▶ [PROBLEM STATEMENT]:
Copy out the entries below precisely; nothing is to be omitted.

▶ [MATERIAL PROVIDED]:
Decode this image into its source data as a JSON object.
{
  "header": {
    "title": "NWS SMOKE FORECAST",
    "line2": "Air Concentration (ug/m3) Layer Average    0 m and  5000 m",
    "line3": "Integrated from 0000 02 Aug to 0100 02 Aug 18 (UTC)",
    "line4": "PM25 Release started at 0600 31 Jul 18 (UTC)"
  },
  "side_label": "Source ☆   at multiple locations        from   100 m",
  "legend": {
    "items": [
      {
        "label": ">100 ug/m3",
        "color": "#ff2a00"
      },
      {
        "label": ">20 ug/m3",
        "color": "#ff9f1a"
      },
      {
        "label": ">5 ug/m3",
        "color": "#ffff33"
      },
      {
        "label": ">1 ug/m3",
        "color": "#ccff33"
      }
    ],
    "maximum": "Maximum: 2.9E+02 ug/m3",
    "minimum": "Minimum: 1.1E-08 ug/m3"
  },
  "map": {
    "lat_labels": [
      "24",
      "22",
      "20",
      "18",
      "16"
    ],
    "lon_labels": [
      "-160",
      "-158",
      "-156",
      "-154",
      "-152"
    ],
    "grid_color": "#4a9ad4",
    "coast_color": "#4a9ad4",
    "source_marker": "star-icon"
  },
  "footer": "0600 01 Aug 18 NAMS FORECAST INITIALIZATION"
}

▶ [PROBLEM SOLUTION]:
Decode this image into its source data as a JSON object.
{
  "header": {
    "title": "NWS SMOKE FORECAST",
    "line2": "Air Concentration (ug/m3) Layer Average    0 m and  5000 m",
    "line3": "Integrated from 0000 02 Aug to 0100 02 Aug 18 (UTC)",
    "line4": "PM25 Release started at 0600 31 Jul 18 (UTC)"
  },
  "side_label": "Source ☆   at multiple locations        from   100 m",
  "legend": {
    "items": [
      {
        "label": ">100 ug/m3",
        "color": "#ff2a00"
      },
      {
        "label": ">20 ug/m3",
        "color": "#ff9f1a"
      },
      {
        "label": ">5 ug/m3",
        "color": "#ffff33"
      },
      {
        "label": ">1 ug/m3",
        "color": "#ccff33"
      }
    ],
    "maximum": "Maximum: 2.9E+02 ug/m3",
    "minimum": "Minimum: 1.1E-08 ug/m3"
  },
  "map": {
    "lat_labels": [
      "24",
      "22",
      "20",
      "18",
      "16"
    ],
    "lon_labels": [
      "-160",
      "-158",
      "-156",
      "-154",
      "-152"
    ],
    "grid_color": "#4a9ad4",
    "coast_color": "#4a9ad4",
    "source_marker": "star-icon"
  },
  "footer": "0600 01 Aug 18 NAMS FORECAST INITIALIZATION"
}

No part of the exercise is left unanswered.